▸ THE PROBLEM
Your task is to filter the data below down to the lines holding "FAULT".

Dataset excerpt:
_____
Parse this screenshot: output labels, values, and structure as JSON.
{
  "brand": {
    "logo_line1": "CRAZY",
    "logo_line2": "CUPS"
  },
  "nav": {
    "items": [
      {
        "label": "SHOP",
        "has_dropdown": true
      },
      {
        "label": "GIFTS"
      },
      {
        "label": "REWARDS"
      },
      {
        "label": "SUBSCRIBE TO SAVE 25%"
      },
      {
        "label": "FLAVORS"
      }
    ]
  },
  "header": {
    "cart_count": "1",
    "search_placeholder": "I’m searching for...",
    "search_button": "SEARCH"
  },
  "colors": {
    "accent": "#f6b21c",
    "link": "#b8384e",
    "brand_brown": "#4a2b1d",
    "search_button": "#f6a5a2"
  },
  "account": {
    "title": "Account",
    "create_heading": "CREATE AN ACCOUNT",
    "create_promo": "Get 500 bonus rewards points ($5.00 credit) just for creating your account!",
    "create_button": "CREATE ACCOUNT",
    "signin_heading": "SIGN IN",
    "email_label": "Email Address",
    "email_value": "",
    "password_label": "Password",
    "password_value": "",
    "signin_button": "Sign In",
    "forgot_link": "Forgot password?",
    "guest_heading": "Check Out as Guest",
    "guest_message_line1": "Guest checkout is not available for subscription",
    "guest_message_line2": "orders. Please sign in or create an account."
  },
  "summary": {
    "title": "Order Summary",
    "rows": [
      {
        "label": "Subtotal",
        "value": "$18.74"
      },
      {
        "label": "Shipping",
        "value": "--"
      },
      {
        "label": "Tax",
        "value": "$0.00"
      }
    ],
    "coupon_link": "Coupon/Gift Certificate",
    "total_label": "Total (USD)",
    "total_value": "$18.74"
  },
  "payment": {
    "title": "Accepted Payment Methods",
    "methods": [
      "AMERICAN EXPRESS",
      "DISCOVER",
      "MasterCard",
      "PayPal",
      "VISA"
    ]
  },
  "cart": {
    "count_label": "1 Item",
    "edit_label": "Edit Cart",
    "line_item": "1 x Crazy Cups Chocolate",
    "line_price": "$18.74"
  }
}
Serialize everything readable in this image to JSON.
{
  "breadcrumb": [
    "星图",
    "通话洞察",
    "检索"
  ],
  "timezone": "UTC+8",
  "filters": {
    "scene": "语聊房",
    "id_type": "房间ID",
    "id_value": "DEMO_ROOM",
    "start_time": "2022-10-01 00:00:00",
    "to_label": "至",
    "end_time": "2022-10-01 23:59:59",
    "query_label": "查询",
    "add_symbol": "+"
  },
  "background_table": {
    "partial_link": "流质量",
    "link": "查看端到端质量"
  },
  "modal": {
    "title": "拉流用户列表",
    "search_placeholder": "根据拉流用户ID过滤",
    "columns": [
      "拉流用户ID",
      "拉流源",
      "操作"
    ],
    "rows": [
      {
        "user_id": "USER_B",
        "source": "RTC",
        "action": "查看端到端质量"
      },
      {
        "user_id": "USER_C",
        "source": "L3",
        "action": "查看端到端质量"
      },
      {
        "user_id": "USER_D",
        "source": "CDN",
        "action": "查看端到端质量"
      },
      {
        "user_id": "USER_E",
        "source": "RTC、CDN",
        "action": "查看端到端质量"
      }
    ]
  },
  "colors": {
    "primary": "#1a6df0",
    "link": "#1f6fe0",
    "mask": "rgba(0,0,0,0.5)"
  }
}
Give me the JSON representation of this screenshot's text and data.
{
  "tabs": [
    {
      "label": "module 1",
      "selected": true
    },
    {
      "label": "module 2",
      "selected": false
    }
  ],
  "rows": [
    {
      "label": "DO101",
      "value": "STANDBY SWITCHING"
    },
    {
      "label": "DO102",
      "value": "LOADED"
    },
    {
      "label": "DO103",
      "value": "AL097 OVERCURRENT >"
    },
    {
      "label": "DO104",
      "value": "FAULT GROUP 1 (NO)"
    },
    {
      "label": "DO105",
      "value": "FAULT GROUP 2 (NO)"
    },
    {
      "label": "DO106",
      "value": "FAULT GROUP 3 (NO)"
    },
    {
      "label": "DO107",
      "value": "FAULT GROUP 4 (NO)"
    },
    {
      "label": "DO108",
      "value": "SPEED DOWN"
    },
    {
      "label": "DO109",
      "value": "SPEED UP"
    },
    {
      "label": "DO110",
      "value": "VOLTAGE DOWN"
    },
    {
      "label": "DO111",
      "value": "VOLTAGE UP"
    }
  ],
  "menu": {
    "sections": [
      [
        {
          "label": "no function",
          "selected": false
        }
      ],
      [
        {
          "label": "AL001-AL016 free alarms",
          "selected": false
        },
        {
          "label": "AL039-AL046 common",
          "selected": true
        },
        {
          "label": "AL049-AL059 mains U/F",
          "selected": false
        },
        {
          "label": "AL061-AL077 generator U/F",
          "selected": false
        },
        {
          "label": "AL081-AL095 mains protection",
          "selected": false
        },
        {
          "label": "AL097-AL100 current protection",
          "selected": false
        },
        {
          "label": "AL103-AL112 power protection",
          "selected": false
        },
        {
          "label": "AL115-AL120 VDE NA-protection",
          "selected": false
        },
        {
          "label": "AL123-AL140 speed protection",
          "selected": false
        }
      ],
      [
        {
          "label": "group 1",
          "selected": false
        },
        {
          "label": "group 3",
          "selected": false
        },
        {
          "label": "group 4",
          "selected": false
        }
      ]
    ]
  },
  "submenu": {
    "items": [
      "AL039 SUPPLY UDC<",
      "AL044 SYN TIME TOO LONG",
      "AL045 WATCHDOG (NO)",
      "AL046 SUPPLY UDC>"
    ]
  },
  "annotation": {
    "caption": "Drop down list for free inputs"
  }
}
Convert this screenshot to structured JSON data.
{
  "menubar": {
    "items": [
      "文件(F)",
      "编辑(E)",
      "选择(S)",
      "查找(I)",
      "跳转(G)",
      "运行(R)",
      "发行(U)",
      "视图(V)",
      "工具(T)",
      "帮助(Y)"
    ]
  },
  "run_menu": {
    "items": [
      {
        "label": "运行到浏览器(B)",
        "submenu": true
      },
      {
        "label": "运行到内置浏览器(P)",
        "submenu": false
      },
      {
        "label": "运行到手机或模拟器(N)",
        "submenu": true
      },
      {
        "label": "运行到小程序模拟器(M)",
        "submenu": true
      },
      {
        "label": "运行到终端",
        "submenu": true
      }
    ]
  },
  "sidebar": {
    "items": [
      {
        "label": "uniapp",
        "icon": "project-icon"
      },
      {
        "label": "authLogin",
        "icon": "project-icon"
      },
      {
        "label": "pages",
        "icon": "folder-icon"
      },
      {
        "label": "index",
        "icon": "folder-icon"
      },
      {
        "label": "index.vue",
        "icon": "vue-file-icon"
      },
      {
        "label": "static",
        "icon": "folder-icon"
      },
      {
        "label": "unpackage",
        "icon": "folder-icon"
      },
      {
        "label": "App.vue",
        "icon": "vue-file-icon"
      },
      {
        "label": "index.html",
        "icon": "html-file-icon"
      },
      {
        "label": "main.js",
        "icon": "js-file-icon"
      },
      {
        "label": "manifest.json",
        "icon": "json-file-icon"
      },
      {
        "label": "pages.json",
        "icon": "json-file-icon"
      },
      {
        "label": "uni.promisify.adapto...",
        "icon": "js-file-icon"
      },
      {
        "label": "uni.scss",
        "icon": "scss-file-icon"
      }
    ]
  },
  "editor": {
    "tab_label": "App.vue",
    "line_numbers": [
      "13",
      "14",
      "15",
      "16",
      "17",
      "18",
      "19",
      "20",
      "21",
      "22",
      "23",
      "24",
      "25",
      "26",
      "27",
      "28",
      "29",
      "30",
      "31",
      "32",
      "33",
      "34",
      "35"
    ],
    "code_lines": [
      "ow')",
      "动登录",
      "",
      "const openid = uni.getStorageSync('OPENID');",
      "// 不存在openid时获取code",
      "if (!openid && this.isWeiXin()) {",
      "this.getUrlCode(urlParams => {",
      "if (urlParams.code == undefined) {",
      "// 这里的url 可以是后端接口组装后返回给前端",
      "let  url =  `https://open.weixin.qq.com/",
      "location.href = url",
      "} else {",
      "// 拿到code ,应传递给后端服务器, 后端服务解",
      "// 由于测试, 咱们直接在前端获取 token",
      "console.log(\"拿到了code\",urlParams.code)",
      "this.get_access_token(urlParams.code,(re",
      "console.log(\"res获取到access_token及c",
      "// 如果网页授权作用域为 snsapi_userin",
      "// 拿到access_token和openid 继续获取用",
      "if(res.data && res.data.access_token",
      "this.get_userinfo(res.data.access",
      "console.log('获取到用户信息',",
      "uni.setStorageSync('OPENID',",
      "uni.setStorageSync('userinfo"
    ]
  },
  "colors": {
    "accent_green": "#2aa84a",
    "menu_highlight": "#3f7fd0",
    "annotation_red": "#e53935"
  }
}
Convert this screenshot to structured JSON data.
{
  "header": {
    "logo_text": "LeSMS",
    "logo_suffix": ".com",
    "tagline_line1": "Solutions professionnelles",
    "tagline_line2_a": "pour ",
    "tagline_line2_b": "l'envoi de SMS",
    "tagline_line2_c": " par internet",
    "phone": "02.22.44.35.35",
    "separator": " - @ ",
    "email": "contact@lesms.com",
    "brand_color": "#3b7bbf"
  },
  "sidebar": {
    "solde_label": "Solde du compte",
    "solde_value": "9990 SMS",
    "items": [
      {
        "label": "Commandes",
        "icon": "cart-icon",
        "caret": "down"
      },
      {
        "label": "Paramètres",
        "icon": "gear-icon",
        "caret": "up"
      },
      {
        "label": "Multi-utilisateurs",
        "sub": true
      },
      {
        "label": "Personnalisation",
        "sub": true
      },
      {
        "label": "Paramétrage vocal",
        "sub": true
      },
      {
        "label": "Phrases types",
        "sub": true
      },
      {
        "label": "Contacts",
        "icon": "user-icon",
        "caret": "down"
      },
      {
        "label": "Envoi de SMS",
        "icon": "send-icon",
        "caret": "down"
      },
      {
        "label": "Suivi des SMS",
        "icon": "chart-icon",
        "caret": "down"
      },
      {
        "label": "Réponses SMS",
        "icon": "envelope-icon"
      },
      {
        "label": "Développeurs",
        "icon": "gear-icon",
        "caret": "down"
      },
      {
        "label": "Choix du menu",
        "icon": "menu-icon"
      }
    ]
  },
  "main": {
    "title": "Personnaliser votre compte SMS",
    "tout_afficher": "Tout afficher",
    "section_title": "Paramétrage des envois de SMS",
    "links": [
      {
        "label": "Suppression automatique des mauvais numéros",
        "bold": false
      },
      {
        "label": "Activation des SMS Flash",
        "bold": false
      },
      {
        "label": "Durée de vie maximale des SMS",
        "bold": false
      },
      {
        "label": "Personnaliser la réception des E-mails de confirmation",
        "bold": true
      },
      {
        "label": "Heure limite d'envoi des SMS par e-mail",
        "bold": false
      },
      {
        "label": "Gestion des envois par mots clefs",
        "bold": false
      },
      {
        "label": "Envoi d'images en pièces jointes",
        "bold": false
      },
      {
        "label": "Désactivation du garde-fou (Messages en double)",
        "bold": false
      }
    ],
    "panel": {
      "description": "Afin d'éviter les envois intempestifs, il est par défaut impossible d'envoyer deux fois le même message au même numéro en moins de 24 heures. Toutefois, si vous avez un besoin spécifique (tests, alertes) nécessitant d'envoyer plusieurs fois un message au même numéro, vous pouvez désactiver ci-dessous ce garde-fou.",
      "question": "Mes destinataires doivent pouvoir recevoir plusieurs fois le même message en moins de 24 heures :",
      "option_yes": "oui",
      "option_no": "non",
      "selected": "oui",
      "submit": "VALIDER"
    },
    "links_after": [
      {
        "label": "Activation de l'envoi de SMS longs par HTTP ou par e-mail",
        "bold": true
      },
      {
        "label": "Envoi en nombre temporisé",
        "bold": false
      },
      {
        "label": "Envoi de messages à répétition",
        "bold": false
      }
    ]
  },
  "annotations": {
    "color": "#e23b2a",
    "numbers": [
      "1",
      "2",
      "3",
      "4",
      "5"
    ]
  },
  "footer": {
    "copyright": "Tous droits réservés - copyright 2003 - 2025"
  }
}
_____
▸ WRITTEN SOLUTION
      "value": "FAULT GROUP 1 (NO)"
      "value": "FAULT GROUP 2 (NO)"
      "value": "FAULT GROUP 3 (NO)"
      "value": "FAULT GROUP 4 (NO)"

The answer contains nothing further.